### THE PROBLEM
All lines of the records below that contain the word "structured" must be listed.

● ● ● ● ●

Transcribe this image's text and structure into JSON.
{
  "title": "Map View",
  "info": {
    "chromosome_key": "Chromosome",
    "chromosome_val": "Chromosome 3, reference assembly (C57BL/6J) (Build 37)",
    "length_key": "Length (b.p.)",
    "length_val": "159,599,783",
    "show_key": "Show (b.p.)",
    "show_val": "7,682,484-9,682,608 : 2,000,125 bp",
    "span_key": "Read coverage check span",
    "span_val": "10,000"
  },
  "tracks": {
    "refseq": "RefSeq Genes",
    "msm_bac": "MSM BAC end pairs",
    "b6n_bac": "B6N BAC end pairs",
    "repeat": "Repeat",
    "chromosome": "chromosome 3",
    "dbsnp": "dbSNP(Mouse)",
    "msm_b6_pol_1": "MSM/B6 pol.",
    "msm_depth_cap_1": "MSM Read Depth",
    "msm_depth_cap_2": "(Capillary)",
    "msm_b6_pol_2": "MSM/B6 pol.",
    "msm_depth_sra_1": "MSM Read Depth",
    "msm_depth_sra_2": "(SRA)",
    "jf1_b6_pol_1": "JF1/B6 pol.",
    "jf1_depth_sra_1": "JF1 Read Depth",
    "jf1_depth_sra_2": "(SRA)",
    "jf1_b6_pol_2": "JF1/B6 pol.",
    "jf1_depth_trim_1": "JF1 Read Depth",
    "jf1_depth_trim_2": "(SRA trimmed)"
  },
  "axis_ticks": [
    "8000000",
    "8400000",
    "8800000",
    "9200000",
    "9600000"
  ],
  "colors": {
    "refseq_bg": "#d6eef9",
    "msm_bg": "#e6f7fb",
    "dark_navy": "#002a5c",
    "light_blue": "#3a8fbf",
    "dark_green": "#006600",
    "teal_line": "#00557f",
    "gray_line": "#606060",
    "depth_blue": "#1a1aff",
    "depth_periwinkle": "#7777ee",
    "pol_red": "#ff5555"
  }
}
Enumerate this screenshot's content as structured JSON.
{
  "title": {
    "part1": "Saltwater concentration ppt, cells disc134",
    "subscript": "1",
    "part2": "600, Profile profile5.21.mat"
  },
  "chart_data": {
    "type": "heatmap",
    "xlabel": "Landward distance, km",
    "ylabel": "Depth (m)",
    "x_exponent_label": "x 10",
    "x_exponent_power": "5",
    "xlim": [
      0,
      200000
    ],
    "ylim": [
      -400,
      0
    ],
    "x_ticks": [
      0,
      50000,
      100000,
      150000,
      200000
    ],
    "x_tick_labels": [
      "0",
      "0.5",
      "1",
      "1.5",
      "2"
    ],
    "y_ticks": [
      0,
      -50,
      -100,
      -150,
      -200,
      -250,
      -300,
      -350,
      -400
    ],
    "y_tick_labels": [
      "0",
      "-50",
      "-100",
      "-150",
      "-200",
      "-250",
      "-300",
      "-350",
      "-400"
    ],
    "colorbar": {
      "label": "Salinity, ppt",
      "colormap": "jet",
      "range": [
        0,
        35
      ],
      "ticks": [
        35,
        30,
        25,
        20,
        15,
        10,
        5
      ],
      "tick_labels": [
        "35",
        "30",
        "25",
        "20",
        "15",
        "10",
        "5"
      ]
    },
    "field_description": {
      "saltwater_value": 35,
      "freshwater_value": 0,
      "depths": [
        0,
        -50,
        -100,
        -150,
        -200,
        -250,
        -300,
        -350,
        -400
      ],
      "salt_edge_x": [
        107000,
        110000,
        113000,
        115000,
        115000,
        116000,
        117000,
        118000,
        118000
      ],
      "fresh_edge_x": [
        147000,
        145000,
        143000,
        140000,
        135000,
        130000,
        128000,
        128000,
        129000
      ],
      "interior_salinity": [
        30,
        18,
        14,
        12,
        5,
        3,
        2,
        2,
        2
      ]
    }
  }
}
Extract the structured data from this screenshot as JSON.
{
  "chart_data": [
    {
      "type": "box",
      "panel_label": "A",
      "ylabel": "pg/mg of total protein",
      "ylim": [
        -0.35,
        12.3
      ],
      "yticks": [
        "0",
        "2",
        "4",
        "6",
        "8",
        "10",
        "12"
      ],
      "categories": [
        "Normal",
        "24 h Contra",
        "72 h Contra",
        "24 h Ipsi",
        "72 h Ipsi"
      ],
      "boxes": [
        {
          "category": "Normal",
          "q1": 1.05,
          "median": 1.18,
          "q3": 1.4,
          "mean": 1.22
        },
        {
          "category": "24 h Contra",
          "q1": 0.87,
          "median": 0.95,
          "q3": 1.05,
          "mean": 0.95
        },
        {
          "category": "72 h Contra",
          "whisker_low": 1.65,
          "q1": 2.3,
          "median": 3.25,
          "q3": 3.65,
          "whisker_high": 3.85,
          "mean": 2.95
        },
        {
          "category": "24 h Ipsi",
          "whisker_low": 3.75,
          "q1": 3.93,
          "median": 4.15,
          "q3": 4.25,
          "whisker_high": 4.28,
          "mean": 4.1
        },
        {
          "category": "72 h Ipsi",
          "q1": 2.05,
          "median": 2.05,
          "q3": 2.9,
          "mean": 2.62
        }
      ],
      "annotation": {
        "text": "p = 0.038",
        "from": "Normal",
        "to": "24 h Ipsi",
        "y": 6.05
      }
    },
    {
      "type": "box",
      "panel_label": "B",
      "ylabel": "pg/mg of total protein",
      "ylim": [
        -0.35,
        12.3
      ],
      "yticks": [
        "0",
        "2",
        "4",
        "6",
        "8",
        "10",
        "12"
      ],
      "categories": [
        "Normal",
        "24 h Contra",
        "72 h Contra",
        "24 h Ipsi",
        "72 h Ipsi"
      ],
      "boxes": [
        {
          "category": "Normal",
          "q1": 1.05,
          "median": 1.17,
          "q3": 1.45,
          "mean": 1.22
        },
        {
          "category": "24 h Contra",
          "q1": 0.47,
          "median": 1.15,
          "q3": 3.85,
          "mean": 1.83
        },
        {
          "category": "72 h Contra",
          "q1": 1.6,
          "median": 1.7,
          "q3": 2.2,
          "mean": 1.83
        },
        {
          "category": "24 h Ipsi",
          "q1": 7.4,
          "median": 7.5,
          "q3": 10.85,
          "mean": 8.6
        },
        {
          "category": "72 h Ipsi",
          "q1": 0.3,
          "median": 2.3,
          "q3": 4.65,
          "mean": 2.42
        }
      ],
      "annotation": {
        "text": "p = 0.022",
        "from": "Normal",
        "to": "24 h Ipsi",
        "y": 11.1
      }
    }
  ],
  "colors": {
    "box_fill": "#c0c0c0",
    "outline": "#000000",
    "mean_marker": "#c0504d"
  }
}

● ● ● ● ●

### SOLUTION FOR THIS PROBLEM
Enumerate this screenshot's content as structured JSON.
Extract the structured data from this screenshot as JSON.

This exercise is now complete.